WHAT THIS TASK INVOLVES:
Quote each record exactly, please, leaving none out.
====
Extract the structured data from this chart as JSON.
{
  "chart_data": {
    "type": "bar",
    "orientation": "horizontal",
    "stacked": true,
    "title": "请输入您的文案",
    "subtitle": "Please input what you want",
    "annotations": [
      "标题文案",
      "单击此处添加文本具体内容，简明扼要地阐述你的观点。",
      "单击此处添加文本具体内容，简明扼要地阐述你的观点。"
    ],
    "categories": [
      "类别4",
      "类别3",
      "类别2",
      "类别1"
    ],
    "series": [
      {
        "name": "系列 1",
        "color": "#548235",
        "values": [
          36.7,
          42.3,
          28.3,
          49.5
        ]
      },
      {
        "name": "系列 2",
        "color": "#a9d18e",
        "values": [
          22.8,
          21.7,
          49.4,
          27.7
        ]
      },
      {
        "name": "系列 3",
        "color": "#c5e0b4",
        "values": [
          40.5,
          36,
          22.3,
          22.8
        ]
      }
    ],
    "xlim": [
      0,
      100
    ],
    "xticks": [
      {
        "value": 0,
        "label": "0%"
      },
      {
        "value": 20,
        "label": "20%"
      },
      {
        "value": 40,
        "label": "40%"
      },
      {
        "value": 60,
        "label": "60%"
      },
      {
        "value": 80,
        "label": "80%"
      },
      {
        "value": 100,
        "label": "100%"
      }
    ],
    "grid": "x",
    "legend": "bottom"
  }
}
====
ANSWER TO THIS EXERCISE:
Extract the structured data from this chart as JSON.
{
  "chart_data": {
    "type": "bar",
    "orientation": "horizontal",
    "stacked": true,
    "title": "请输入您的文案",
    "subtitle": "Please input what you want",
    "annotations": [
      "标题文案",
      "单击此处添加文本具体内容，简明扼要地阐述你的观点。",
      "单击此处添加文本具体内容，简明扼要地阐述你的观点。"
    ],
    "categories": [
      "类别4",
      "类别3",
      "类别2",
      "类别1"
    ],
    "series": [
      {
        "name": "系列 1",
        "color": "#548235",
        "values": [
          36.7,
          42.3,
          28.3,
          49.5
        ]
      },
      {
        "name": "系列 2",
        "color": "#a9d18e",
        "values": [
          22.8,
          21.7,
          49.4,
          27.7
        ]
      },
      {
        "name": "系列 3",
        "color": "#c5e0b4",
        "values": [
          40.5,
          36,
          22.3,
          22.8
        ]
      }
    ],
    "xlim": [
      0,
      100
    ],
    "xticks": [
      {
        "value": 0,
        "label": "0%"
      },
      {
        "value": 20,
        "label": "20%"
      },
      {
        "value": 40,
        "label": "40%"
      },
      {
        "value": 60,
        "label": "60%"
      },
      {
        "value": 80,
        "label": "80%"
      },
      {
        "value": 100,
        "label": "100%"
      }
    ],
    "grid": "x",
    "legend": "bottom"
  }
}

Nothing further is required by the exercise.